-- start Working data --

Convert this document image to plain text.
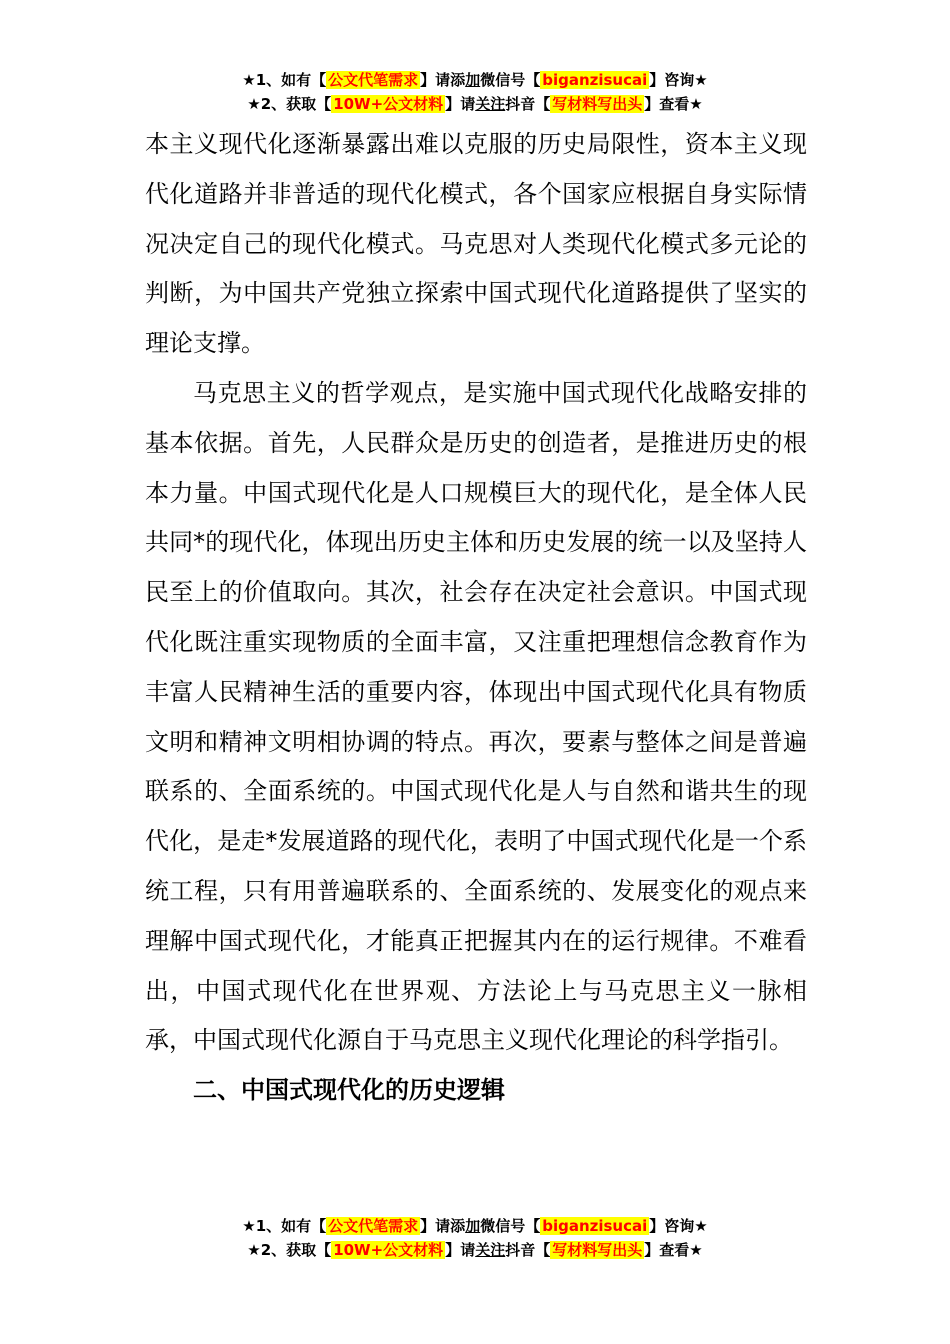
★1、如有【 公文代笔需求 】请添加微信号【 biganzisucai 】咨询★
★2、获取【 10W+公文材料 】请关注抖音【 写材料写出头 】查看★

本主义现代化逐渐暴露出难以克服的历史局限性，资本主义现代化道路并非普适的现代化模式，各个国家应根据自身实际情况决定自己的现代化模式。马克思对人类现代化模式多元论的判断，为中国共产党独立探索中国式现代化道路提供了坚实的理论支撑。

马克思主义的哲学观点，是实施中国式现代化战略安排的基本依据。首先，人民群众是历史的创造者，是推进历史的根本力量。中国式现代化是人口规模巨大的现代化，是全体人民共同*的现代化，体现出历史主体和历史发展的统一以及坚持人民至上的价值取向。其次，社会存在决定社会意识。中国式现代化既注重实现物质的全面丰富，又注重把理想信念教育作为丰富人民精神生活的重要内容，体现出中国式现代化具有物质文明和精神文明相协调的特点。再次，要素与整体之间是普遍联系的、全面系统的。中国式现代化是人与自然和谐共生的现代化，是走*发展道路的现代化，表明了中国式现代化是一个系统工程，只有用普遍联系的、全面系统的、发展变化的观点来理解中国式现代化，才能真正把握其内在的运行规律。不难看出，中国式现代化在世界观、方法论上与马克思主义一脉相承，中国式现代化源自于马克思主义现代化理论的科学指引。

二、中国式现代化的历史逻辑

★1、如有【 公文代笔需求 】请添加微信号【 biganzisucai 】咨询★
★2、获取【 10W+公文材料 】请关注抖音【 写材料写出头 】查看★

-- end Working data --

Problem requirements:
With the pictures left out, transcribe the material exactly.

Output below:
Convert this document image to plain text.
★1、如有【 公文代笔需求 】请添加微信号【 biganzisucai 】咨询★
★2、获取【 10W+公文材料 】请关注抖音【 写材料写出头 】查看★

本主义现代化逐渐暴露出难以克服的历史局限性，资本主义现代化道路并非普适的现代化模式，各个国家应根据自身实际情况决定自己的现代化模式。马克思对人类现代化模式多元论的判断，为中国共产党独立探索中国式现代化道路提供了坚实的理论支撑。

马克思主义的哲学观点，是实施中国式现代化战略安排的基本依据。首先，人民群众是历史的创造者，是推进历史的根本力量。中国式现代化是人口规模巨大的现代化，是全体人民共同*的现代化，体现出历史主体和历史发展的统一以及坚持人民至上的价值取向。其次，社会存在决定社会意识。中国式现代化既注重实现物质的全面丰富，又注重把理想信念教育作为丰富人民精神生活的重要内容，体现出中国式现代化具有物质文明和精神文明相协调的特点。再次，要素与整体之间是普遍联系的、全面系统的。中国式现代化是人与自然和谐共生的现代化，是走*发展道路的现代化，表明了中国式现代化是一个系统工程，只有用普遍联系的、全面系统的、发展变化的观点来理解中国式现代化，才能真正把握其内在的运行规律。不难看出，中国式现代化在世界观、方法论上与马克思主义一脉相承，中国式现代化源自于马克思主义现代化理论的科学指引。

二、中国式现代化的历史逻辑

★1、如有【 公文代笔需求 】请添加微信号【 biganzisucai 】咨询★
★2、获取【 10W+公文材料 】请关注抖音【 写材料写出头 】查看★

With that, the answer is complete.